Records shown

=-=-=

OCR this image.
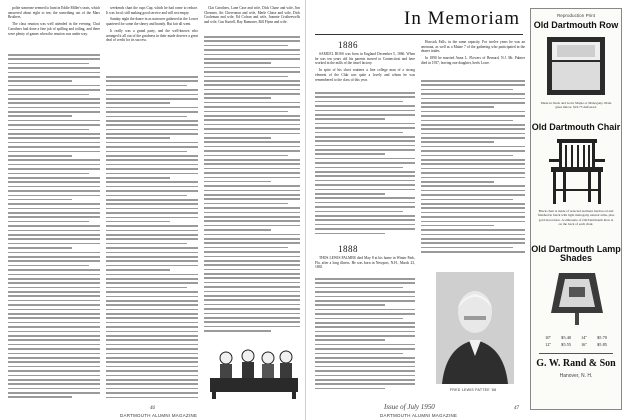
polite someone seemed to hunt in Eddie Miller's seats, which answered about eight to ten; the something out of the Mars Brothers.

The class reunion was well attended in the evening. Chuf Carothers had done a fine job of spilling and toiling, and there were plenty of games when the reunion was under way.

weekends chart the cups Cup, which he had come to reduce. It was local; still making good service and will not empty.

Sunday night the dance in as narrower gathered in the Lower quartered for some the sherry and brandy. But fair all went.

It really was a grand party, and the well-known who arranged it all out of the goodness in their made deserve a great deal of credit for its success.

Clat Carothers, Lane Case and wife, Dick Chase and wife, Jim Chesmer, Art Chevronon and wife, Merle Chase and wife, Dick Cooleman and wife, Ed Cofran and wife, Jeannie Crotheewells and wife, Gus Kurtell, Ray Ramoner, Bill Flynn and wife.

46
DARTMOUTH ALUMNI MAGAZINE
In Memoriam
1886

SAMUEL ROSS was born in England December 5, 1866. When he was ten years old his parents moved to Connecticut and here worked in the mills of the tinsel factory.

In spite of his short routines a fine college man of a strong element of the Club was quite a lovely and whom he was remembered to the class of this year.

1888

THOS LEWIS PALMER died May 8 at his home in Winter Park, Fla. after a long illness. He was born in Newport, N.H., March 23, 1865.

Hoosick Falls, in the same capacity. For twelve years he was an aeronaut, as well as a Maine 7 of the gathering who participated in the dearer trades.

In 1890 he married Anna L. Flowers of Bernard, N.J. Mr. Palmer died in 1937, leaving one daughter, heels Lowe.

FRED LEWIS PATTEE '88
Issue of July 1950	47
Reproduction Print
Old Dartmouth Row
Made in black and Gold, Maple or Mahogany. Plain glass mirror. $19.75 delivered.
Old Dartmouth Chair
Black chair is made of selected northern hardwood and finished in black with light mahogany natural arms, plus gold decoration. A silhouette of Old Dartmouth Row is on the back of each chair.
Old Dartmouth Lamp Shades
10" $5.40 14" $5.70
12" $5.55 16" $5.85
G. W. Rand & Son
Hanover, N. H.
DARTMOUTH ALUMNI MAGAZINE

=-=-=

Task prompt
Extract all lines containing the word "black".

Result below
Made in black and Gold, Maple or Mahogany. Plain glass mirror. $19.75 delivered.
Black chair is made of selected northern hardwood and finished in black with light mahogany natural arms, plus gold decoration. A silhouette of Old Dartmouth Row is on the back of each chair.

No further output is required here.